= STATED PROBLEM =
Present the following entries again, word for word and in full.

= MATERIAL =
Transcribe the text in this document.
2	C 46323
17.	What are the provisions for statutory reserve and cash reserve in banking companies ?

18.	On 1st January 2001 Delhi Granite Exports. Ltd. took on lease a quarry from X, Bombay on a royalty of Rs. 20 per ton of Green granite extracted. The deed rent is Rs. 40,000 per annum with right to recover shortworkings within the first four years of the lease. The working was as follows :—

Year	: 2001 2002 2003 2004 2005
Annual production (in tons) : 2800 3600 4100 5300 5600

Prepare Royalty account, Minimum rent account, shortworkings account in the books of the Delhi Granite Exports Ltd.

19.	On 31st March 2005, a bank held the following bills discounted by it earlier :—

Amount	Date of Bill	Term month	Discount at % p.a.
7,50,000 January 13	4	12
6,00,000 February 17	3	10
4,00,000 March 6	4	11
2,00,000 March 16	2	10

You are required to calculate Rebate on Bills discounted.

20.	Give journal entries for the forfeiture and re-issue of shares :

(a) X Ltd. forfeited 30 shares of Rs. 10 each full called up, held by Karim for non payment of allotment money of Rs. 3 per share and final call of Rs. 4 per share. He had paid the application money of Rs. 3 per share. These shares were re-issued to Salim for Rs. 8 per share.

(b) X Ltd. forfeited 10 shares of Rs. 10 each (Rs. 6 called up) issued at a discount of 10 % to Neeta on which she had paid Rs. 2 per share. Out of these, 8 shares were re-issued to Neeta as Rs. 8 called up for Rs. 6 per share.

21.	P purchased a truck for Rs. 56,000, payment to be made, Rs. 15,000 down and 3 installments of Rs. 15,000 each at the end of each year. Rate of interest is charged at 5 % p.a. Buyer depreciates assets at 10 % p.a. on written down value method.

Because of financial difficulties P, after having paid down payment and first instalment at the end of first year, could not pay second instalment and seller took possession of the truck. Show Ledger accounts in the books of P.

= COMPLETE RESPONSE =
Transcribe the text in this document.
2	C 46323
17.	What are the provisions for statutory reserve and cash reserve in banking companies ?

18.	On 1st January 2001 Delhi Granite Exports. Ltd. took on lease a quarry from X, Bombay on a royalty of Rs. 20 per ton of Green granite extracted. The deed rent is Rs. 40,000 per annum with right to recover shortworkings within the first four years of the lease. The working was as follows :—

Year	: 2001 2002 2003 2004 2005
Annual production (in tons) : 2800 3600 4100 5300 5600

Prepare Royalty account, Minimum rent account, shortworkings account in the books of the Delhi Granite Exports Ltd.

19.	On 31st March 2005, a bank held the following bills discounted by it earlier :—

Amount	Date of Bill	Term month	Discount at % p.a.
7,50,000 January 13	4	12
6,00,000 February 17	3	10
4,00,000 March 6	4	11
2,00,000 March 16	2	10

You are required to calculate Rebate on Bills discounted.

20.	Give journal entries for the forfeiture and re-issue of shares :

(a) X Ltd. forfeited 30 shares of Rs. 10 each full called up, held by Karim for non payment of allotment money of Rs. 3 per share and final call of Rs. 4 per share. He had paid the application money of Rs. 3 per share. These shares were re-issued to Salim for Rs. 8 per share.

(b) X Ltd. forfeited 10 shares of Rs. 10 each (Rs. 6 called up) issued at a discount of 10 % to Neeta on which she had paid Rs. 2 per share. Out of these, 8 shares were re-issued to Neeta as Rs. 8 called up for Rs. 6 per share.

21.	P purchased a truck for Rs. 56,000, payment to be made, Rs. 15,000 down and 3 installments of Rs. 15,000 each at the end of each year. Rate of interest is charged at 5 % p.a. Buyer depreciates assets at 10 % p.a. on written down value method.

Because of financial difficulties P, after having paid down payment and first instalment at the end of first year, could not pay second instalment and seller took possession of the truck. Show Ledger accounts in the books of P.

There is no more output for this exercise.